◆ SUPPLIED INFORMATION:
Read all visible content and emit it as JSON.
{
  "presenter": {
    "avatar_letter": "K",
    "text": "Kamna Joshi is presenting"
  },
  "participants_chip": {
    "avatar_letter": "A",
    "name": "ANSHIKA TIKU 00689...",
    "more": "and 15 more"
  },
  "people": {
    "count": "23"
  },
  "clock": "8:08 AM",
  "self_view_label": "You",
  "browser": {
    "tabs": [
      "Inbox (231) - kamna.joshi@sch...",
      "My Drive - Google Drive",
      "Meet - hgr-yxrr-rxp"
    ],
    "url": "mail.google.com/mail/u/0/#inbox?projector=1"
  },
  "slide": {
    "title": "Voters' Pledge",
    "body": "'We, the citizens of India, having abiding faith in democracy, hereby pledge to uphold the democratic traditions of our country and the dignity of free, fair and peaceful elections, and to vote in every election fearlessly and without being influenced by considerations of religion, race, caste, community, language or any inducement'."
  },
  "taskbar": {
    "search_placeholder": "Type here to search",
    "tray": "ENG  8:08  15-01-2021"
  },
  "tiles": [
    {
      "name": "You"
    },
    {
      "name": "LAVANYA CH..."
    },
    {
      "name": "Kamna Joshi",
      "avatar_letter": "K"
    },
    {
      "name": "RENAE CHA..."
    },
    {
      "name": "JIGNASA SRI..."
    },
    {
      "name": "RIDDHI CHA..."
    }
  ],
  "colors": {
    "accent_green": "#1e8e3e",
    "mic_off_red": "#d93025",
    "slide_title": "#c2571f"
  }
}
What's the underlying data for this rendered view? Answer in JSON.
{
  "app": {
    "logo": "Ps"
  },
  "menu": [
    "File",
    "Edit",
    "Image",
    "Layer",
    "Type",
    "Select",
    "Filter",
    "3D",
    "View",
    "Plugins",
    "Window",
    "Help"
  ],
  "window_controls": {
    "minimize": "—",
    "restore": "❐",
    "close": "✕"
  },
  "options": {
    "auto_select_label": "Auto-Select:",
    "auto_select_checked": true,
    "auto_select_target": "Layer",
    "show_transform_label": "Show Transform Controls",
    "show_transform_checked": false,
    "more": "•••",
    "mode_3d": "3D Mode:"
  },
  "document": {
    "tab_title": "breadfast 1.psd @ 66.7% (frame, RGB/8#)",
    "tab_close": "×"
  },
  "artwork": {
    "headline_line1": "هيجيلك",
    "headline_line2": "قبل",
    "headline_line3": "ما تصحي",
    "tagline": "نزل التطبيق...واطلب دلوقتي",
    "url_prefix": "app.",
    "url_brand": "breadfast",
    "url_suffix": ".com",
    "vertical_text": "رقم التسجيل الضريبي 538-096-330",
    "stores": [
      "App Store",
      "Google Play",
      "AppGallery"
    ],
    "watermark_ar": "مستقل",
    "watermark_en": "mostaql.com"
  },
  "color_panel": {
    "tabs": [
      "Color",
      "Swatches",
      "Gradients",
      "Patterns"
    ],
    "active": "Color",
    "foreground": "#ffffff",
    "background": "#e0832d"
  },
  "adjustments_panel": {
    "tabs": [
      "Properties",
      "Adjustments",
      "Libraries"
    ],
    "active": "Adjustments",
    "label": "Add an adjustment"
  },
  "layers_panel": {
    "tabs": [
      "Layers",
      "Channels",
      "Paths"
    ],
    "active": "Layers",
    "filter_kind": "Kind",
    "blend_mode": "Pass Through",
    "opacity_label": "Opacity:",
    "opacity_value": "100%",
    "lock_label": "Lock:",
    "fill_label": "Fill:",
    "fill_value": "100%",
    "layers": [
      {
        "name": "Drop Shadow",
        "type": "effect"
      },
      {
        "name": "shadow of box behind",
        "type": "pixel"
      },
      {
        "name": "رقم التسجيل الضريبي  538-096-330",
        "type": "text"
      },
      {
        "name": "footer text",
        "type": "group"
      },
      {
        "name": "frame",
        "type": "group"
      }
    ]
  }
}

◆ SHORT TASK:
Return the listing above in its exact form.

◆ FULL RESPONSE:
Read all visible content and emit it as JSON.
{
  "presenter": {
    "avatar_letter": "K",
    "text": "Kamna Joshi is presenting"
  },
  "participants_chip": {
    "avatar_letter": "A",
    "name": "ANSHIKA TIKU 00689...",
    "more": "and 15 more"
  },
  "people": {
    "count": "23"
  },
  "clock": "8:08 AM",
  "self_view_label": "You",
  "browser": {
    "tabs": [
      "Inbox (231) - kamna.joshi@sch...",
      "My Drive - Google Drive",
      "Meet - hgr-yxrr-rxp"
    ],
    "url": "mail.google.com/mail/u/0/#inbox?projector=1"
  },
  "slide": {
    "title": "Voters' Pledge",
    "body": "'We, the citizens of India, having abiding faith in democracy, hereby pledge to uphold the democratic traditions of our country and the dignity of free, fair and peaceful elections, and to vote in every election fearlessly and without being influenced by considerations of religion, race, caste, community, language or any inducement'."
  },
  "taskbar": {
    "search_placeholder": "Type here to search",
    "tray": "ENG  8:08  15-01-2021"
  },
  "tiles": [
    {
      "name": "You"
    },
    {
      "name": "LAVANYA CH..."
    },
    {
      "name": "Kamna Joshi",
      "avatar_letter": "K"
    },
    {
      "name": "RENAE CHA..."
    },
    {
      "name": "JIGNASA SRI..."
    },
    {
      "name": "RIDDHI CHA..."
    }
  ],
  "colors": {
    "accent_green": "#1e8e3e",
    "mic_off_red": "#d93025",
    "slide_title": "#c2571f"
  }
}
What's the underlying data for this rendered view? Answer in JSON.
{
  "app": {
    "logo": "Ps"
  },
  "menu": [
    "File",
    "Edit",
    "Image",
    "Layer",
    "Type",
    "Select",
    "Filter",
    "3D",
    "View",
    "Plugins",
    "Window",
    "Help"
  ],
  "window_controls": {
    "minimize": "—",
    "restore": "❐",
    "close": "✕"
  },
  "options": {
    "auto_select_label": "Auto-Select:",
    "auto_select_checked": true,
    "auto_select_target": "Layer",
    "show_transform_label": "Show Transform Controls",
    "show_transform_checked": false,
    "more": "•••",
    "mode_3d": "3D Mode:"
  },
  "document": {
    "tab_title": "breadfast 1.psd @ 66.7% (frame, RGB/8#)",
    "tab_close": "×"
  },
  "artwork": {
    "headline_line1": "هيجيلك",
    "headline_line2": "قبل",
    "headline_line3": "ما تصحي",
    "tagline": "نزل التطبيق...واطلب دلوقتي",
    "url_prefix": "app.",
    "url_brand": "breadfast",
    "url_suffix": ".com",
    "vertical_text": "رقم التسجيل الضريبي 538-096-330",
    "stores": [
      "App Store",
      "Google Play",
      "AppGallery"
    ],
    "watermark_ar": "مستقل",
    "watermark_en": "mostaql.com"
  },
  "color_panel": {
    "tabs": [
      "Color",
      "Swatches",
      "Gradients",
      "Patterns"
    ],
    "active": "Color",
    "foreground": "#ffffff",
    "background": "#e0832d"
  },
  "adjustments_panel": {
    "tabs": [
      "Properties",
      "Adjustments",
      "Libraries"
    ],
    "active": "Adjustments",
    "label": "Add an adjustment"
  },
  "layers_panel": {
    "tabs": [
      "Layers",
      "Channels",
      "Paths"
    ],
    "active": "Layers",
    "filter_kind": "Kind",
    "blend_mode": "Pass Through",
    "opacity_label": "Opacity:",
    "opacity_value": "100%",
    "lock_label": "Lock:",
    "fill_label": "Fill:",
    "fill_value": "100%",
    "layers": [
      {
        "name": "Drop Shadow",
        "type": "effect"
      },
      {
        "name": "shadow of box behind",
        "type": "pixel"
      },
      {
        "name": "رقم التسجيل الضريبي  538-096-330",
        "type": "text"
      },
      {
        "name": "footer text",
        "type": "group"
      },
      {
        "name": "frame",
        "type": "group"
      }
    ]
  }
}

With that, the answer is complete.